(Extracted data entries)
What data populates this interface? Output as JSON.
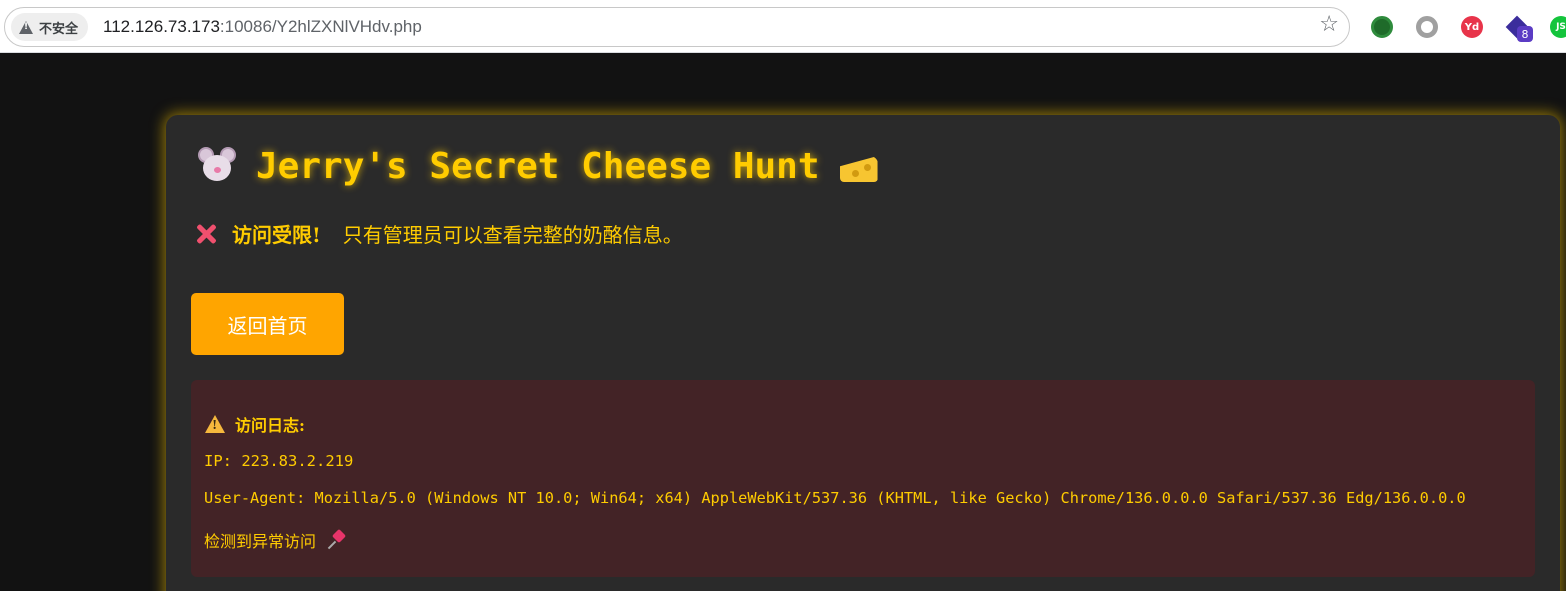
{
  "browser": {
    "security_label": "不安全",
    "url_host": "112.126.73.173",
    "url_path": ":10086/Y2hlZXNlVHdv.php",
    "extensions": [
      {
        "name": "green-circle-extension",
        "label": ""
      },
      {
        "name": "gray-ring-extension",
        "label": ""
      },
      {
        "name": "youdao-extension",
        "label": "Yd"
      },
      {
        "name": "purple-extension",
        "label": "",
        "badge": "8"
      },
      {
        "name": "js-extension",
        "label": "JS"
      }
    ]
  },
  "page": {
    "title": "Jerry's Secret Cheese Hunt",
    "denied_strong": "访问受限!",
    "denied_message": "只有管理员可以查看完整的奶酪信息。",
    "back_button": "返回首页",
    "log": {
      "title": "访问日志:",
      "ip": "IP: 223.83.2.219",
      "user_agent": "User-Agent: Mozilla/5.0 (Windows NT 10.0; Win64; x64) AppleWebKit/537.36 (KHTML, like Gecko) Chrome/136.0.0.0 Safari/537.36 Edg/136.0.0.0",
      "detected": "检测到异常访问"
    }
  },
  "colors": {
    "accent_yellow": "#ffcc00",
    "button_orange": "#ffa500",
    "card_bg": "#2a2a2a",
    "log_bg": "#432326",
    "page_bg": "#121212"
  }
}
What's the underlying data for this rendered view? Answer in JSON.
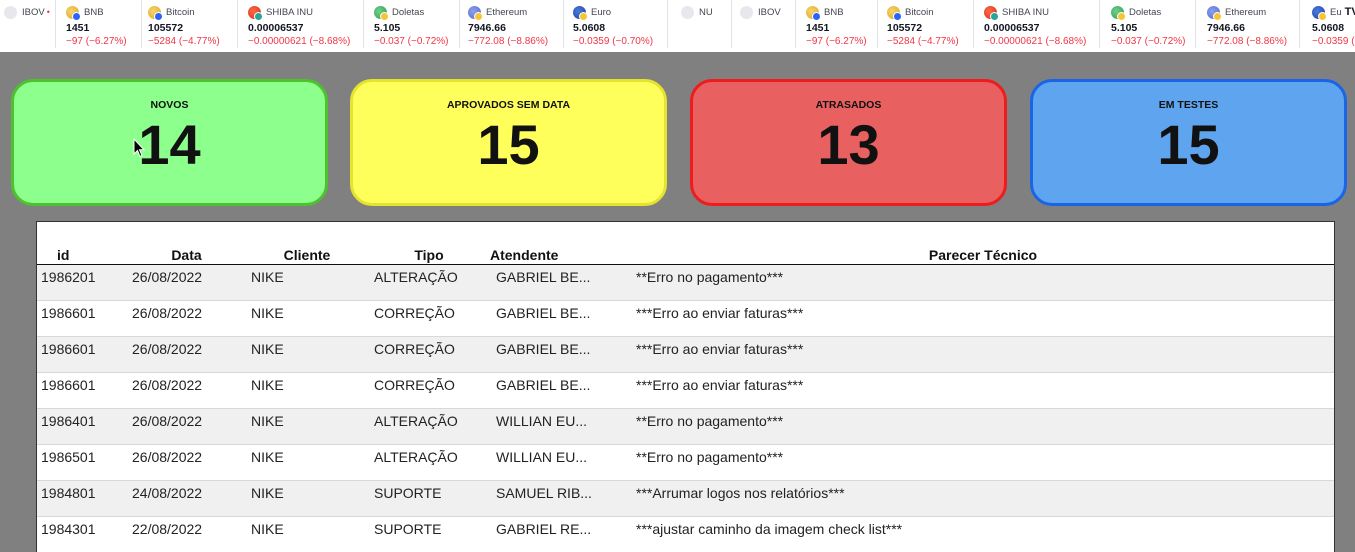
{
  "ticker": {
    "items": [
      {
        "name": "IBOV",
        "type": "single",
        "icon": "ibov-icon",
        "dot": "•"
      },
      {
        "name": "BNB",
        "icon": "bnb-coin-icon",
        "price": "1451",
        "change": "−97 (−6.27%)"
      },
      {
        "name": "Bitcoin",
        "icon": "bitcoin-coin-icon",
        "price": "105572",
        "change": "−5284 (−4.77%)"
      },
      {
        "name": "SHIBA INU",
        "icon": "shiba-inu-coin-icon",
        "price": "0.00006537",
        "change": "−0.00000621 (−8.68%)"
      },
      {
        "name": "Doletas",
        "icon": "doletas-coin-icon",
        "price": "5.105",
        "change": "−0.037 (−0.72%)"
      },
      {
        "name": "Ethereum",
        "icon": "ethereum-coin-icon",
        "price": "7946.66",
        "change": "−772.08 (−8.86%)"
      },
      {
        "name": "Euro",
        "icon": "euro-coin-icon",
        "price": "5.0608",
        "change": "−0.0359 (−0.70%)"
      },
      {
        "name": "NU",
        "type": "single",
        "icon": "nu-icon"
      },
      {
        "name": "IBOV",
        "type": "single",
        "icon": "ibov-icon"
      },
      {
        "name": "BNB",
        "icon": "bnb-coin-icon",
        "price": "1451",
        "change": "−97 (−6.27%)"
      },
      {
        "name": "Bitcoin",
        "icon": "bitcoin-coin-icon",
        "price": "105572",
        "change": "−5284 (−4.77%)"
      },
      {
        "name": "SHIBA INU",
        "icon": "shiba-inu-coin-icon",
        "price": "0.00006537",
        "change": "−0.00000621 (−8.68%)"
      },
      {
        "name": "Doletas",
        "icon": "doletas-coin-icon",
        "price": "5.105",
        "change": "−0.037 (−0.72%)"
      },
      {
        "name": "Ethereum",
        "icon": "ethereum-coin-icon",
        "price": "7946.66",
        "change": "−772.08 (−8.86%)"
      },
      {
        "name": "Eu",
        "icon": "euro-coin-icon",
        "price": "5.0608",
        "change": "−0.0359 (−",
        "logo": "TV"
      }
    ]
  },
  "cards": {
    "novos": {
      "label": "NOVOS",
      "value": "14",
      "color": "#8cff8c"
    },
    "aprovados": {
      "label": "APROVADOS SEM DATA",
      "value": "15",
      "color": "#ffff5c"
    },
    "atrasados": {
      "label": "ATRASADOS",
      "value": "13",
      "color": "#e86060"
    },
    "testes": {
      "label": "EM TESTES",
      "value": "15",
      "color": "#5ea4ee"
    }
  },
  "table": {
    "headers": {
      "id": "id",
      "data": "Data",
      "cliente": "Cliente",
      "tipo": "Tipo",
      "atendente": "Atendente",
      "parecer": "Parecer Técnico"
    },
    "rows": [
      {
        "id": "1986201",
        "data": "26/08/2022",
        "cliente": "NIKE",
        "tipo": "ALTERAÇÃO",
        "atendente": "GABRIEL BE...",
        "parecer": "**Erro no pagamento***"
      },
      {
        "id": "1986601",
        "data": "26/08/2022",
        "cliente": "NIKE",
        "tipo": "CORREÇÃO",
        "atendente": "GABRIEL BE...",
        "parecer": "***Erro ao enviar faturas***"
      },
      {
        "id": "1986601",
        "data": "26/08/2022",
        "cliente": "NIKE",
        "tipo": "CORREÇÃO",
        "atendente": "GABRIEL BE...",
        "parecer": "***Erro ao enviar faturas***"
      },
      {
        "id": "1986601",
        "data": "26/08/2022",
        "cliente": "NIKE",
        "tipo": "CORREÇÃO",
        "atendente": "GABRIEL BE...",
        "parecer": "***Erro ao enviar faturas***"
      },
      {
        "id": "1986401",
        "data": "26/08/2022",
        "cliente": "NIKE",
        "tipo": "ALTERAÇÃO",
        "atendente": "WILLIAN EU...",
        "parecer": "**Erro no pagamento***"
      },
      {
        "id": "1986501",
        "data": "26/08/2022",
        "cliente": "NIKE",
        "tipo": "ALTERAÇÃO",
        "atendente": "WILLIAN EU...",
        "parecer": "**Erro no pagamento***"
      },
      {
        "id": "1984801",
        "data": "24/08/2022",
        "cliente": "NIKE",
        "tipo": "SUPORTE",
        "atendente": "SAMUEL RIB...",
        "parecer": "***Arrumar logos nos relatórios***"
      },
      {
        "id": "1984301",
        "data": "22/08/2022",
        "cliente": "NIKE",
        "tipo": "SUPORTE",
        "atendente": "GABRIEL RE...",
        "parecer": "***ajustar caminho da imagem check list***"
      }
    ]
  }
}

== EXERCISE ==
Pick out the lines above containing the word "this", then copy them.

== TASK ANSWER ==
What data populates this interface? Output as JSON.
What's the underlying data for this rendered view? Answer in JSON.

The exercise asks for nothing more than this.